* What the exercise asks *
Output each line of the material exactly as it stands.

[Data records]
-=-=-

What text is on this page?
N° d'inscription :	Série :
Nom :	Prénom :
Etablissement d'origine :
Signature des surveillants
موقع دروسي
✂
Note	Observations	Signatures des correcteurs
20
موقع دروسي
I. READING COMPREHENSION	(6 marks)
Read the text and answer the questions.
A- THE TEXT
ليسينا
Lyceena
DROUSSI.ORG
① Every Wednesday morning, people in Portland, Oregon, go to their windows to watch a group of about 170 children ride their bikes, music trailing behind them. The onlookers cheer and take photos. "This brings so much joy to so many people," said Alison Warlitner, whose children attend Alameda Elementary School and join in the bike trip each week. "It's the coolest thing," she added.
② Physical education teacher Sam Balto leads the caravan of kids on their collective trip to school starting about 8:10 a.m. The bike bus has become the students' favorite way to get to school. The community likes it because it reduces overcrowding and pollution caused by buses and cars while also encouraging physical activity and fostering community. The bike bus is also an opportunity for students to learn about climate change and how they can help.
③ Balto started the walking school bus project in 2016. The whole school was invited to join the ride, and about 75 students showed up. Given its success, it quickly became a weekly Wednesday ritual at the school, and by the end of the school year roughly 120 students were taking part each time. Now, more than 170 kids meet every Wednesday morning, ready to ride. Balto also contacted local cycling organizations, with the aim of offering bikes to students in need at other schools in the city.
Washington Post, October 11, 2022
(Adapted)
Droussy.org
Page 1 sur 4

-=-=-

* Finished task *
What text is on this page?
N° d'inscription :	Série :
Nom :	Prénom :
Etablissement d'origine :
Signature des surveillants
موقع دروسي
✂
Note	Observations	Signatures des correcteurs
20
موقع دروسي
I. READING COMPREHENSION	(6 marks)
Read the text and answer the questions.
A- THE TEXT
ليسينا
Lyceena
DROUSSI.ORG
① Every Wednesday morning, people in Portland, Oregon, go to their windows to watch a group of about 170 children ride their bikes, music trailing behind them. The onlookers cheer and take photos. "This brings so much joy to so many people," said Alison Warlitner, whose children attend Alameda Elementary School and join in the bike trip each week. "It's the coolest thing," she added.
② Physical education teacher Sam Balto leads the caravan of kids on their collective trip to school starting about 8:10 a.m. The bike bus has become the students' favorite way to get to school. The community likes it because it reduces overcrowding and pollution caused by buses and cars while also encouraging physical activity and fostering community. The bike bus is also an opportunity for students to learn about climate change and how they can help.
③ Balto started the walking school bus project in 2016. The whole school was invited to join the ride, and about 75 students showed up. Given its success, it quickly became a weekly Wednesday ritual at the school, and by the end of the school year roughly 120 students were taking part each time. Now, more than 170 kids meet every Wednesday morning, ready to ride. Balto also contacted local cycling organizations, with the aim of offering bikes to students in need at other schools in the city.
Washington Post, October 11, 2022
(Adapted)
Droussy.org
Page 1 sur 4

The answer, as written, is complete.